-- DATASET EXCERPTS start --
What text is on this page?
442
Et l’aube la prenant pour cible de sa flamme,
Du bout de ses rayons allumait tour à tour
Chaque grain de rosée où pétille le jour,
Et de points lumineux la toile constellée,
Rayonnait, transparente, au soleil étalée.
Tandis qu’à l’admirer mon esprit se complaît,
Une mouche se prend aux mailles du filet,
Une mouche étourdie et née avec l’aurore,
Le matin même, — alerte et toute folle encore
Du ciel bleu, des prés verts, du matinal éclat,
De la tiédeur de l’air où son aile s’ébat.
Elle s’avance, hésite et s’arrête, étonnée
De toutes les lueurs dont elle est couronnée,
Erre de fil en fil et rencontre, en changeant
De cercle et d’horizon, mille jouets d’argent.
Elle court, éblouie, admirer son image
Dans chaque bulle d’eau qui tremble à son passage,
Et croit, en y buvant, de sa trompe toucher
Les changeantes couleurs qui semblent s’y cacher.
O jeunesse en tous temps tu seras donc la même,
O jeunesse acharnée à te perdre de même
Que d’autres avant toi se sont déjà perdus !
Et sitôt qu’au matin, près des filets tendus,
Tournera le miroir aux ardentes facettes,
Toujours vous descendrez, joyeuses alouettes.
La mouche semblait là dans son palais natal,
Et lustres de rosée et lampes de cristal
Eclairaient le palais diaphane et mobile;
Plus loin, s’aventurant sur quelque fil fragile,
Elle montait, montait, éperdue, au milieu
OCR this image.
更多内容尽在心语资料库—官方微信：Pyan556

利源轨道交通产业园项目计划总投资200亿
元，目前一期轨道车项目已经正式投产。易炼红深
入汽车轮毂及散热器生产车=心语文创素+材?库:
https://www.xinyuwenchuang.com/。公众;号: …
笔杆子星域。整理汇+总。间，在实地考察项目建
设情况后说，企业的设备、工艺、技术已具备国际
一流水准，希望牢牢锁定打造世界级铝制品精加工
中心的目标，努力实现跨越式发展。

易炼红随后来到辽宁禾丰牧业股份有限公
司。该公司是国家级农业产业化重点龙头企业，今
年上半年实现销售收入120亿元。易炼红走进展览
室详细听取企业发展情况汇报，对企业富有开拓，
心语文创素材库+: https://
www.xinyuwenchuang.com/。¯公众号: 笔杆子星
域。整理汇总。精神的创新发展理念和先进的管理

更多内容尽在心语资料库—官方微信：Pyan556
-- DATASET EXCERPTS end --
REQUEST: Find the lines of the material that hold the word "mouche" and report their count alone.

EXPECTED OUTPUT: 3